━━━━━ DATA TO PROCESS

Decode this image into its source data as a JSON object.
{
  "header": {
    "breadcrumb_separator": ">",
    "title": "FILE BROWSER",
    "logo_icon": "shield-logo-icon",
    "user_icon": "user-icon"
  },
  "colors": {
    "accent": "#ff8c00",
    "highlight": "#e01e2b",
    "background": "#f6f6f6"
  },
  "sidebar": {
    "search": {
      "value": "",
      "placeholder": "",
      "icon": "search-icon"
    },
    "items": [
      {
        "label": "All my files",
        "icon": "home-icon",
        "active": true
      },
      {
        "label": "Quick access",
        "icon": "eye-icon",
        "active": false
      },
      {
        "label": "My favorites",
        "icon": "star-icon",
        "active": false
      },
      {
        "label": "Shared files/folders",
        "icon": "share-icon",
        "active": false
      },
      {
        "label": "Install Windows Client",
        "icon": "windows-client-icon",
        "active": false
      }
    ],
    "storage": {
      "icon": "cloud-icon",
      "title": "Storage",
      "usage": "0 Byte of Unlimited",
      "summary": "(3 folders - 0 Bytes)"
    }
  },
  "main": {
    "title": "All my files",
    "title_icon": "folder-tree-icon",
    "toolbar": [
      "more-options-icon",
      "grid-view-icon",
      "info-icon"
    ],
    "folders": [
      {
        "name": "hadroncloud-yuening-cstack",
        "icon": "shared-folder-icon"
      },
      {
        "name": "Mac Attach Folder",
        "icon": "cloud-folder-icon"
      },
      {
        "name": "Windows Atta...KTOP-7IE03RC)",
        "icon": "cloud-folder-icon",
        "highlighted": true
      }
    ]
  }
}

━━━━━━━━━━
━━━━━ DATA TO PROCESS

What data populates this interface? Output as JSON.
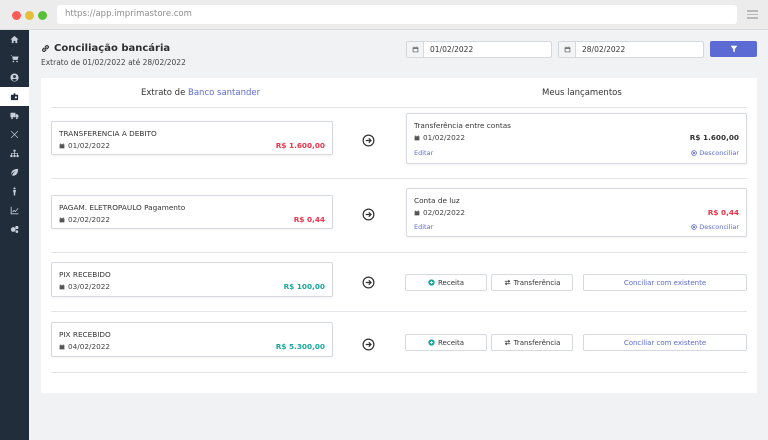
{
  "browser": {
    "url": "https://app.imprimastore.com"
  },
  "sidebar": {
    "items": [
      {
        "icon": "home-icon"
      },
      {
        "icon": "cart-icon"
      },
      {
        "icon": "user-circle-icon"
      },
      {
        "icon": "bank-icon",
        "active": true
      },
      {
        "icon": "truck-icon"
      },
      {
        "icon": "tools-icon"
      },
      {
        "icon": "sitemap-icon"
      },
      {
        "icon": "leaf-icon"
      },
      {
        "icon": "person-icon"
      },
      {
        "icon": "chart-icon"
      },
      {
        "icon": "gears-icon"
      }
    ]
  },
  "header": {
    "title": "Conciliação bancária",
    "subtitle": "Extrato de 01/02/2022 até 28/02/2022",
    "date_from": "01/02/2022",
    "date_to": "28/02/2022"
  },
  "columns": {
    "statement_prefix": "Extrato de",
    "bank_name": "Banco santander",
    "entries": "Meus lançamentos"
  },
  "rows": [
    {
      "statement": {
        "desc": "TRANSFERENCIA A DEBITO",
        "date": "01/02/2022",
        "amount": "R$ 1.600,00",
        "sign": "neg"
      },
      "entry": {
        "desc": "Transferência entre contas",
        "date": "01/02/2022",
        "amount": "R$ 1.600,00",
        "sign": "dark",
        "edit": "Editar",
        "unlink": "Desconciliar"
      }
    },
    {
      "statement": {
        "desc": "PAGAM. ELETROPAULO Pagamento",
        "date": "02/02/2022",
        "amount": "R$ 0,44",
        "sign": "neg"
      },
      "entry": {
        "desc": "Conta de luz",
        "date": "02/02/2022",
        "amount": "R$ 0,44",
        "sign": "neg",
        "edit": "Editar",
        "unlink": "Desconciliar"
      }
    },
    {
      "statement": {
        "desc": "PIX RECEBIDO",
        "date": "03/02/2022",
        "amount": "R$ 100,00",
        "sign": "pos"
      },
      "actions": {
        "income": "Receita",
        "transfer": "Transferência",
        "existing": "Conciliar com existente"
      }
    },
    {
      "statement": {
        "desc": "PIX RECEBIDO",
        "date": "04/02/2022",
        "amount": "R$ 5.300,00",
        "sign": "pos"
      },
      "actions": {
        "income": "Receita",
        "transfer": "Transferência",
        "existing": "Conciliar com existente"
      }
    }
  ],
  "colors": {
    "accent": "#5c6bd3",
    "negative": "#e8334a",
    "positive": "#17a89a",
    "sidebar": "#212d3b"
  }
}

━━━━━━━━━━
━━━━━ DATA TO PROCESS

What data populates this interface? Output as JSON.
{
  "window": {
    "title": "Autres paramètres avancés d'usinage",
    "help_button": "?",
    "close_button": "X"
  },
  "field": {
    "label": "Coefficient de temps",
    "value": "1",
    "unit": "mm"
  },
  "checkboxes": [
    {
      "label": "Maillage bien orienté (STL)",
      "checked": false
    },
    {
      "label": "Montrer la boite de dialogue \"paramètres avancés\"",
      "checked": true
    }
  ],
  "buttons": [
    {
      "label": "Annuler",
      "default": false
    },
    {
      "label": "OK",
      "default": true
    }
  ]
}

━━━━━━━━━━

» SET TASK: Copy each line of the data that contains the word "files".

» ANSWER IN FULL:
        "label": "All my files",
        "label": "Shared files/folders",
    "title": "All my files",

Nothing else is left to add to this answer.